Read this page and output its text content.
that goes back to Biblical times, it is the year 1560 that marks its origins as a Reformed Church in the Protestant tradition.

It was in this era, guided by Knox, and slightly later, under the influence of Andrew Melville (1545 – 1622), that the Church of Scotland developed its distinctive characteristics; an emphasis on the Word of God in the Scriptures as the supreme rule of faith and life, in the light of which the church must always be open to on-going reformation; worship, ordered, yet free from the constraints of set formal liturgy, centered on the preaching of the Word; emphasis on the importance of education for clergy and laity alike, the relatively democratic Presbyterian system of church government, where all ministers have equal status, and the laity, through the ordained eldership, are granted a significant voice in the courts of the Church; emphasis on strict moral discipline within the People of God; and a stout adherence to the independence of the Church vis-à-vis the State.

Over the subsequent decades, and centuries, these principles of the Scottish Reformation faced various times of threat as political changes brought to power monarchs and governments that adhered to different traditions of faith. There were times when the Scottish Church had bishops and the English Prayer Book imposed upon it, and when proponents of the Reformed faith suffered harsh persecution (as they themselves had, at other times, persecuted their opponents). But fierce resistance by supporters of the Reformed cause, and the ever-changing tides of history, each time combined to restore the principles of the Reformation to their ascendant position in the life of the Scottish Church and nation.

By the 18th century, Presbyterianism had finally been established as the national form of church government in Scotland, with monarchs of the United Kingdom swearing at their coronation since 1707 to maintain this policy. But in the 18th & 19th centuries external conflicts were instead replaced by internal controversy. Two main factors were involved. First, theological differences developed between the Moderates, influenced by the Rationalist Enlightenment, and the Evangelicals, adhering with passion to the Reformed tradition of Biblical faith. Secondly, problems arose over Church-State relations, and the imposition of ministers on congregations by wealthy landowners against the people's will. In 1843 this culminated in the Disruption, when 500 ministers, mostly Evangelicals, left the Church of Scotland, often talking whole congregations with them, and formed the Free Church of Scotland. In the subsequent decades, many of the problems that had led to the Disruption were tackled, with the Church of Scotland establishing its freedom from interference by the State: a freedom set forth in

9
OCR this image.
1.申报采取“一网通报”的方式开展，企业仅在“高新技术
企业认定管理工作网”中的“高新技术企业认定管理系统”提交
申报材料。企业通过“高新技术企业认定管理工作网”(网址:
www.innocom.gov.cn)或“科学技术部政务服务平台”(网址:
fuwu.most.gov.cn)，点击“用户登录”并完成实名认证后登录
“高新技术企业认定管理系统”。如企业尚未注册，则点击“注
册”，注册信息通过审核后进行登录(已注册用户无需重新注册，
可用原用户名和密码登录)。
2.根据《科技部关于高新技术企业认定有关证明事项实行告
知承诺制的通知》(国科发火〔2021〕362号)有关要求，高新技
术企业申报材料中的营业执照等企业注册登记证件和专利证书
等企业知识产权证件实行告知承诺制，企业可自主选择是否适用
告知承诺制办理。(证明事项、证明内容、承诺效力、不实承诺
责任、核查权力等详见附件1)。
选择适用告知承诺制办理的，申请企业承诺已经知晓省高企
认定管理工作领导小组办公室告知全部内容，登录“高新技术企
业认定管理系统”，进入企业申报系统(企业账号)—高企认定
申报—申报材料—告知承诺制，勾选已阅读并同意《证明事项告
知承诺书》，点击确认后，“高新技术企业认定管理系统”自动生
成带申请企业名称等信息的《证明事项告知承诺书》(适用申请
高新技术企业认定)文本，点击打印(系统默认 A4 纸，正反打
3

The request:
Copy all of the data exactly.

Solution to the exercise:
Read this page and output its text content.
that goes back to Biblical times, it is the year 1560 that marks its origins as a Reformed Church in the Protestant tradition.

It was in this era, guided by Knox, and slightly later, under the influence of Andrew Melville (1545 – 1622), that the Church of Scotland developed its distinctive characteristics; an emphasis on the Word of God in the Scriptures as the supreme rule of faith and life, in the light of which the church must always be open to on-going reformation; worship, ordered, yet free from the constraints of set formal liturgy, centered on the preaching of the Word; emphasis on the importance of education for clergy and laity alike, the relatively democratic Presbyterian system of church government, where all ministers have equal status, and the laity, through the ordained eldership, are granted a significant voice in the courts of the Church; emphasis on strict moral discipline within the People of God; and a stout adherence to the independence of the Church vis-à-vis the State.

Over the subsequent decades, and centuries, these principles of the Scottish Reformation faced various times of threat as political changes brought to power monarchs and governments that adhered to different traditions of faith. There were times when the Scottish Church had bishops and the English Prayer Book imposed upon it, and when proponents of the Reformed faith suffered harsh persecution (as they themselves had, at other times, persecuted their opponents). But fierce resistance by supporters of the Reformed cause, and the ever-changing tides of history, each time combined to restore the principles of the Reformation to their ascendant position in the life of the Scottish Church and nation.

By the 18th century, Presbyterianism had finally been established as the national form of church government in Scotland, with monarchs of the United Kingdom swearing at their coronation since 1707 to maintain this policy. But in the 18th & 19th centuries external conflicts were instead replaced by internal controversy. Two main factors were involved. First, theological differences developed between the Moderates, influenced by the Rationalist Enlightenment, and the Evangelicals, adhering with passion to the Reformed tradition of Biblical faith. Secondly, problems arose over Church-State relations, and the imposition of ministers on congregations by wealthy landowners against the people's will. In 1843 this culminated in the Disruption, when 500 ministers, mostly Evangelicals, left the Church of Scotland, often talking whole congregations with them, and formed the Free Church of Scotland. In the subsequent decades, many of the problems that had led to the Disruption were tackled, with the Church of Scotland establishing its freedom from interference by the State: a freedom set forth in

9
OCR this image.
1.申报采取“一网通报”的方式开展，企业仅在“高新技术
企业认定管理工作网”中的“高新技术企业认定管理系统”提交
申报材料。企业通过“高新技术企业认定管理工作网”(网址:
www.innocom.gov.cn)或“科学技术部政务服务平台”(网址:
fuwu.most.gov.cn)，点击“用户登录”并完成实名认证后登录
“高新技术企业认定管理系统”。如企业尚未注册，则点击“注
册”，注册信息通过审核后进行登录(已注册用户无需重新注册，
可用原用户名和密码登录)。
2.根据《科技部关于高新技术企业认定有关证明事项实行告
知承诺制的通知》(国科发火〔2021〕362号)有关要求，高新技
术企业申报材料中的营业执照等企业注册登记证件和专利证书
等企业知识产权证件实行告知承诺制，企业可自主选择是否适用
告知承诺制办理。(证明事项、证明内容、承诺效力、不实承诺
责任、核查权力等详见附件1)。
选择适用告知承诺制办理的，申请企业承诺已经知晓省高企
认定管理工作领导小组办公室告知全部内容，登录“高新技术企
业认定管理系统”，进入企业申报系统(企业账号)—高企认定
申报—申报材料—告知承诺制，勾选已阅读并同意《证明事项告
知承诺书》，点击确认后，“高新技术企业认定管理系统”自动生
成带申请企业名称等信息的《证明事项告知承诺书》(适用申请
高新技术企业认定)文本，点击打印(系统默认 A4 纸，正反打
3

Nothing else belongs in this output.